BEGIN RECORDS PROVIDED

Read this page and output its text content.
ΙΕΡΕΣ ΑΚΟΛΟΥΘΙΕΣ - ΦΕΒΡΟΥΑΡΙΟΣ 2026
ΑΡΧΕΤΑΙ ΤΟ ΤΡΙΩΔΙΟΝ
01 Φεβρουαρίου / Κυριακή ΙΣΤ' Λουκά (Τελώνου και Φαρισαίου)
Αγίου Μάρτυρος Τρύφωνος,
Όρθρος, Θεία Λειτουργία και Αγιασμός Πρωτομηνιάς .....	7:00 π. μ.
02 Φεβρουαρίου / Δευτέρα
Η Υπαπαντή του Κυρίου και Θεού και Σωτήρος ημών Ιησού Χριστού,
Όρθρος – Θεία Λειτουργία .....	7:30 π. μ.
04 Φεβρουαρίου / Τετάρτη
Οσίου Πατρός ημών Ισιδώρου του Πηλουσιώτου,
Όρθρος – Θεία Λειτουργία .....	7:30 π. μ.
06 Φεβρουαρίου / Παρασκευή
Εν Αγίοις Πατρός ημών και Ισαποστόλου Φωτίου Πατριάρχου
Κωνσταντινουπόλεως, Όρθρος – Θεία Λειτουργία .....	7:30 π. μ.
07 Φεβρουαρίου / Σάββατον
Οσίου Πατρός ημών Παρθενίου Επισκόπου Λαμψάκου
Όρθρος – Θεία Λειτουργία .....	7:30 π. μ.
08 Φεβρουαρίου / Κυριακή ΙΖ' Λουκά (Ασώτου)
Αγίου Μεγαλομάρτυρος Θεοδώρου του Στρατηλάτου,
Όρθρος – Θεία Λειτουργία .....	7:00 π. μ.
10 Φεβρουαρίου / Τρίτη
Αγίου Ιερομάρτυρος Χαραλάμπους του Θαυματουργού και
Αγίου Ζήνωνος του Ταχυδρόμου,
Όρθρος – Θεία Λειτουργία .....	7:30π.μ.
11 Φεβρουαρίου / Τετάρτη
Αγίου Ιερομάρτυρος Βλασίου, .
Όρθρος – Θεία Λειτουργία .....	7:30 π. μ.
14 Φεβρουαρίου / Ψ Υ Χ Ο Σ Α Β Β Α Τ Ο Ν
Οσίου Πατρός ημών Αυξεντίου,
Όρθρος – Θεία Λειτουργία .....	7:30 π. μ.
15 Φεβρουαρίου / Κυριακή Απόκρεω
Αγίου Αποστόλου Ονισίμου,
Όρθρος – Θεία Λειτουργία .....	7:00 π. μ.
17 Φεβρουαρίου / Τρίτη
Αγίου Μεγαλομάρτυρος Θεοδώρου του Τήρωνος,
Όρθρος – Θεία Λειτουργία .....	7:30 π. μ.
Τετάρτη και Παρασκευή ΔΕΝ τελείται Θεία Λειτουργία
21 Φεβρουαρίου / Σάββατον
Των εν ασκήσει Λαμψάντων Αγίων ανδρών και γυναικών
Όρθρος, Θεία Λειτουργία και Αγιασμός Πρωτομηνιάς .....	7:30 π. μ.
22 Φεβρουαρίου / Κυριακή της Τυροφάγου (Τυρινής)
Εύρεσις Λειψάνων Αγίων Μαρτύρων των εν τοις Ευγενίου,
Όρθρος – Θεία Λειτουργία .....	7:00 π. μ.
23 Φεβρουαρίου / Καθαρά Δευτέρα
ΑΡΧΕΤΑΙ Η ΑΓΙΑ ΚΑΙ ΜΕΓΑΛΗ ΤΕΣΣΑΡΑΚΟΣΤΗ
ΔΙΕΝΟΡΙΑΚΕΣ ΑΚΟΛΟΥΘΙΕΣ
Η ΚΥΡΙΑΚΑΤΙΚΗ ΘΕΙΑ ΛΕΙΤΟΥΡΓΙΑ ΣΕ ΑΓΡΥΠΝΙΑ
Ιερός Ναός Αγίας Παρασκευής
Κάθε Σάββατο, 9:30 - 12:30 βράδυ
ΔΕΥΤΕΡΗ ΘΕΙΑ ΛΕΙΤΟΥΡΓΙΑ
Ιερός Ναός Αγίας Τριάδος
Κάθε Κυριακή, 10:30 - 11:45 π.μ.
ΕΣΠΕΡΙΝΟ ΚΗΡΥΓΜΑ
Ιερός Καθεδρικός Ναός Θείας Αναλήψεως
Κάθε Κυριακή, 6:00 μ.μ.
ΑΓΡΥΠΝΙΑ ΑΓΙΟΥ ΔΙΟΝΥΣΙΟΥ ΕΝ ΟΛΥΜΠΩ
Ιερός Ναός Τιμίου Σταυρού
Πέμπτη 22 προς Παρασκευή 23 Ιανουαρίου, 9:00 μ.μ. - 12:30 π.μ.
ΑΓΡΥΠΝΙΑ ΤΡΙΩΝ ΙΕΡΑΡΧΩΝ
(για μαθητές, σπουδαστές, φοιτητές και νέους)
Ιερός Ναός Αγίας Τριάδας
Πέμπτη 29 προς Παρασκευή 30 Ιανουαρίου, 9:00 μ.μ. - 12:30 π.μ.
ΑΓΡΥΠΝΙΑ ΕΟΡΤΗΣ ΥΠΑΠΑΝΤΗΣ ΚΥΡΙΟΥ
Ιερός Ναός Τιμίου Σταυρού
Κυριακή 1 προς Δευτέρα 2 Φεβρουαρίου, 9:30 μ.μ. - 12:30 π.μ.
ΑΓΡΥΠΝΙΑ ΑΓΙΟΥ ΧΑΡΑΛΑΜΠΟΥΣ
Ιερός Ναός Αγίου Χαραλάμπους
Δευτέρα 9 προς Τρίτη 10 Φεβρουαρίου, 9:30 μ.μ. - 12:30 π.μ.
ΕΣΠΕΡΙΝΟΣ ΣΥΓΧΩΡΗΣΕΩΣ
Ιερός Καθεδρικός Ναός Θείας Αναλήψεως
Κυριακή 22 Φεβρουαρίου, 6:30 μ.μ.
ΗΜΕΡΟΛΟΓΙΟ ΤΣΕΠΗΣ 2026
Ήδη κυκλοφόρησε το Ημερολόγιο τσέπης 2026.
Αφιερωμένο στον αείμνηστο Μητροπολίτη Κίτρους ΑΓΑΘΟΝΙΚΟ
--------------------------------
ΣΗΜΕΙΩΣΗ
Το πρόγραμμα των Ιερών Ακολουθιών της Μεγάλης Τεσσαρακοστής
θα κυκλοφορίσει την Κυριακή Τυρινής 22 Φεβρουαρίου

END RECORDS PROVIDED

> **WHAT THE TASK REQUIRES**:
All entries shown above should be printed again exactly.

> **EXERCISE ANSWER**:
Read this page and output its text content.
ΙΕΡΕΣ ΑΚΟΛΟΥΘΙΕΣ - ΦΕΒΡΟΥΑΡΙΟΣ 2026
ΑΡΧΕΤΑΙ ΤΟ ΤΡΙΩΔΙΟΝ
01 Φεβρουαρίου / Κυριακή ΙΣΤ' Λουκά (Τελώνου και Φαρισαίου)
Αγίου Μάρτυρος Τρύφωνος,
Όρθρος, Θεία Λειτουργία και Αγιασμός Πρωτομηνιάς .....	7:00 π. μ.
02 Φεβρουαρίου / Δευτέρα
Η Υπαπαντή του Κυρίου και Θεού και Σωτήρος ημών Ιησού Χριστού,
Όρθρος – Θεία Λειτουργία .....	7:30 π. μ.
04 Φεβρουαρίου / Τετάρτη
Οσίου Πατρός ημών Ισιδώρου του Πηλουσιώτου,
Όρθρος – Θεία Λειτουργία .....	7:30 π. μ.
06 Φεβρουαρίου / Παρασκευή
Εν Αγίοις Πατρός ημών και Ισαποστόλου Φωτίου Πατριάρχου
Κωνσταντινουπόλεως, Όρθρος – Θεία Λειτουργία .....	7:30 π. μ.
07 Φεβρουαρίου / Σάββατον
Οσίου Πατρός ημών Παρθενίου Επισκόπου Λαμψάκου
Όρθρος – Θεία Λειτουργία .....	7:30 π. μ.
08 Φεβρουαρίου / Κυριακή ΙΖ' Λουκά (Ασώτου)
Αγίου Μεγαλομάρτυρος Θεοδώρου του Στρατηλάτου,
Όρθρος – Θεία Λειτουργία .....	7:00 π. μ.
10 Φεβρουαρίου / Τρίτη
Αγίου Ιερομάρτυρος Χαραλάμπους του Θαυματουργού και
Αγίου Ζήνωνος του Ταχυδρόμου,
Όρθρος – Θεία Λειτουργία .....	7:30π.μ.
11 Φεβρουαρίου / Τετάρτη
Αγίου Ιερομάρτυρος Βλασίου, .
Όρθρος – Θεία Λειτουργία .....	7:30 π. μ.
14 Φεβρουαρίου / Ψ Υ Χ Ο Σ Α Β Β Α Τ Ο Ν
Οσίου Πατρός ημών Αυξεντίου,
Όρθρος – Θεία Λειτουργία .....	7:30 π. μ.
15 Φεβρουαρίου / Κυριακή Απόκρεω
Αγίου Αποστόλου Ονισίμου,
Όρθρος – Θεία Λειτουργία .....	7:00 π. μ.
17 Φεβρουαρίου / Τρίτη
Αγίου Μεγαλομάρτυρος Θεοδώρου του Τήρωνος,
Όρθρος – Θεία Λειτουργία .....	7:30 π. μ.
Τετάρτη και Παρασκευή ΔΕΝ τελείται Θεία Λειτουργία
21 Φεβρουαρίου / Σάββατον
Των εν ασκήσει Λαμψάντων Αγίων ανδρών και γυναικών
Όρθρος, Θεία Λειτουργία και Αγιασμός Πρωτομηνιάς .....	7:30 π. μ.
22 Φεβρουαρίου / Κυριακή της Τυροφάγου (Τυρινής)
Εύρεσις Λειψάνων Αγίων Μαρτύρων των εν τοις Ευγενίου,
Όρθρος – Θεία Λειτουργία .....	7:00 π. μ.
23 Φεβρουαρίου / Καθαρά Δευτέρα
ΑΡΧΕΤΑΙ Η ΑΓΙΑ ΚΑΙ ΜΕΓΑΛΗ ΤΕΣΣΑΡΑΚΟΣΤΗ
ΔΙΕΝΟΡΙΑΚΕΣ ΑΚΟΛΟΥΘΙΕΣ
Η ΚΥΡΙΑΚΑΤΙΚΗ ΘΕΙΑ ΛΕΙΤΟΥΡΓΙΑ ΣΕ ΑΓΡΥΠΝΙΑ
Ιερός Ναός Αγίας Παρασκευής
Κάθε Σάββατο, 9:30 - 12:30 βράδυ
ΔΕΥΤΕΡΗ ΘΕΙΑ ΛΕΙΤΟΥΡΓΙΑ
Ιερός Ναός Αγίας Τριάδος
Κάθε Κυριακή, 10:30 - 11:45 π.μ.
ΕΣΠΕΡΙΝΟ ΚΗΡΥΓΜΑ
Ιερός Καθεδρικός Ναός Θείας Αναλήψεως
Κάθε Κυριακή, 6:00 μ.μ.
ΑΓΡΥΠΝΙΑ ΑΓΙΟΥ ΔΙΟΝΥΣΙΟΥ ΕΝ ΟΛΥΜΠΩ
Ιερός Ναός Τιμίου Σταυρού
Πέμπτη 22 προς Παρασκευή 23 Ιανουαρίου, 9:00 μ.μ. - 12:30 π.μ.
ΑΓΡΥΠΝΙΑ ΤΡΙΩΝ ΙΕΡΑΡΧΩΝ
(για μαθητές, σπουδαστές, φοιτητές και νέους)
Ιερός Ναός Αγίας Τριάδας
Πέμπτη 29 προς Παρασκευή 30 Ιανουαρίου, 9:00 μ.μ. - 12:30 π.μ.
ΑΓΡΥΠΝΙΑ ΕΟΡΤΗΣ ΥΠΑΠΑΝΤΗΣ ΚΥΡΙΟΥ
Ιερός Ναός Τιμίου Σταυρού
Κυριακή 1 προς Δευτέρα 2 Φεβρουαρίου, 9:30 μ.μ. - 12:30 π.μ.
ΑΓΡΥΠΝΙΑ ΑΓΙΟΥ ΧΑΡΑΛΑΜΠΟΥΣ
Ιερός Ναός Αγίου Χαραλάμπους
Δευτέρα 9 προς Τρίτη 10 Φεβρουαρίου, 9:30 μ.μ. - 12:30 π.μ.
ΕΣΠΕΡΙΝΟΣ ΣΥΓΧΩΡΗΣΕΩΣ
Ιερός Καθεδρικός Ναός Θείας Αναλήψεως
Κυριακή 22 Φεβρουαρίου, 6:30 μ.μ.
ΗΜΕΡΟΛΟΓΙΟ ΤΣΕΠΗΣ 2026
Ήδη κυκλοφόρησε το Ημερολόγιο τσέπης 2026.
Αφιερωμένο στον αείμνηστο Μητροπολίτη Κίτρους ΑΓΑΘΟΝΙΚΟ
--------------------------------
ΣΗΜΕΙΩΣΗ
Το πρόγραμμα των Ιερών Ακολουθιών της Μεγάλης Τεσσαρακοστής
θα κυκλοφορίσει την Κυριακή Τυρινής 22 Φεβρουαρίου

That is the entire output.